## Short exercise
Without the pictures, copy all the entries below exactly.

BEGIN Given information

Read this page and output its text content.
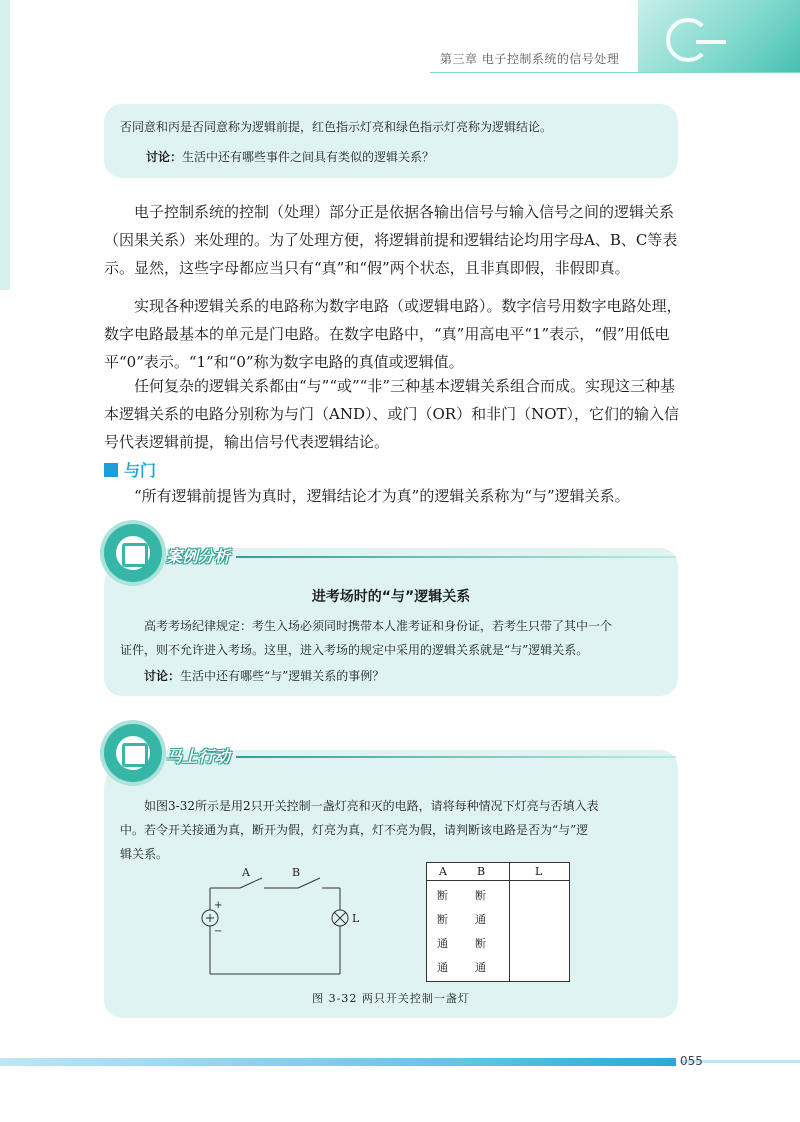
第三章 电子控制系统的信号处理

否同意和丙是否同意称为逻辑前提，红色指示灯亮和绿色指示灯亮称为逻辑结论。

讨论：生活中还有哪些事件之间具有类似的逻辑关系？

电子控制系统的控制（处理）部分正是依据各输出信号与输入信号之间的逻辑关系（因果关系）来处理的。为了处理方便，将逻辑前提和逻辑结论均用字母A、B、C等表示。显然，这些字母都应当只有“真”和“假”两个状态，且非真即假，非假即真。

实现各种逻辑关系的电路称为数字电路（或逻辑电路）。数字信号用数字电路处理，数字电路最基本的单元是门电路。在数字电路中，“真”用高电平“1”表示，“假”用低电平“0”表示。“1”和“0”称为数字电路的真值或逻辑值。

任何复杂的逻辑关系都由“与”“或”“非”三种基本逻辑关系组合而成。实现这三种基本逻辑关系的电路分别称为与门（AND）、或门（OR）和非门（NOT），它们的输入信号代表逻辑前提，输出信号代表逻辑结论。

与门

“所有逻辑前提皆为真时，逻辑结论才为真”的逻辑关系称为“与”逻辑关系。

进考场时的“与”逻辑关系

高考考场纪律规定：考生入场必须同时携带本人准考证和身份证，若考生只带了其中一个

证件，则不允许进入考场。这里，进入考场的规定中采用的逻辑关系就是“与”逻辑关系。

讨论：生活中还有哪些“与”逻辑关系的事例？

案例分析

如图3-32所示是用2只开关控制一盏灯亮和灭的电路，请将每种情况下灯亮与否填入表

中。若令开关接通为真，断开为假，灯亮为真，灯不亮为假，请判断该电路是否为“与”逻

辑关系。

A	B
L
+
−
A	B	L
断 断
断 通
通 断
通 通
图 3-32 两只开关控制一盏灯
马上行动
055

END Given information

## Output for this task
Read this page and output its text content.
第三章 电子控制系统的信号处理

否同意和丙是否同意称为逻辑前提，红色指示灯亮和绿色指示灯亮称为逻辑结论。

讨论：生活中还有哪些事件之间具有类似的逻辑关系？

电子控制系统的控制（处理）部分正是依据各输出信号与输入信号之间的逻辑关系（因果关系）来处理的。为了处理方便，将逻辑前提和逻辑结论均用字母A、B、C等表示。显然，这些字母都应当只有“真”和“假”两个状态，且非真即假，非假即真。

实现各种逻辑关系的电路称为数字电路（或逻辑电路）。数字信号用数字电路处理，数字电路最基本的单元是门电路。在数字电路中，“真”用高电平“1”表示，“假”用低电平“0”表示。“1”和“0”称为数字电路的真值或逻辑值。

任何复杂的逻辑关系都由“与”“或”“非”三种基本逻辑关系组合而成。实现这三种基本逻辑关系的电路分别称为与门（AND）、或门（OR）和非门（NOT），它们的输入信号代表逻辑前提，输出信号代表逻辑结论。

与门

“所有逻辑前提皆为真时，逻辑结论才为真”的逻辑关系称为“与”逻辑关系。

进考场时的“与”逻辑关系

高考考场纪律规定：考生入场必须同时携带本人准考证和身份证，若考生只带了其中一个

证件，则不允许进入考场。这里，进入考场的规定中采用的逻辑关系就是“与”逻辑关系。

讨论：生活中还有哪些“与”逻辑关系的事例？

案例分析

如图3-32所示是用2只开关控制一盏灯亮和灭的电路，请将每种情况下灯亮与否填入表

中。若令开关接通为真，断开为假，灯亮为真，灯不亮为假，请判断该电路是否为“与”逻

辑关系。

A	B
L
+
−
A	B	L
断 断
断 通
通 断
通 通
图 3-32 两只开关控制一盏灯
马上行动
055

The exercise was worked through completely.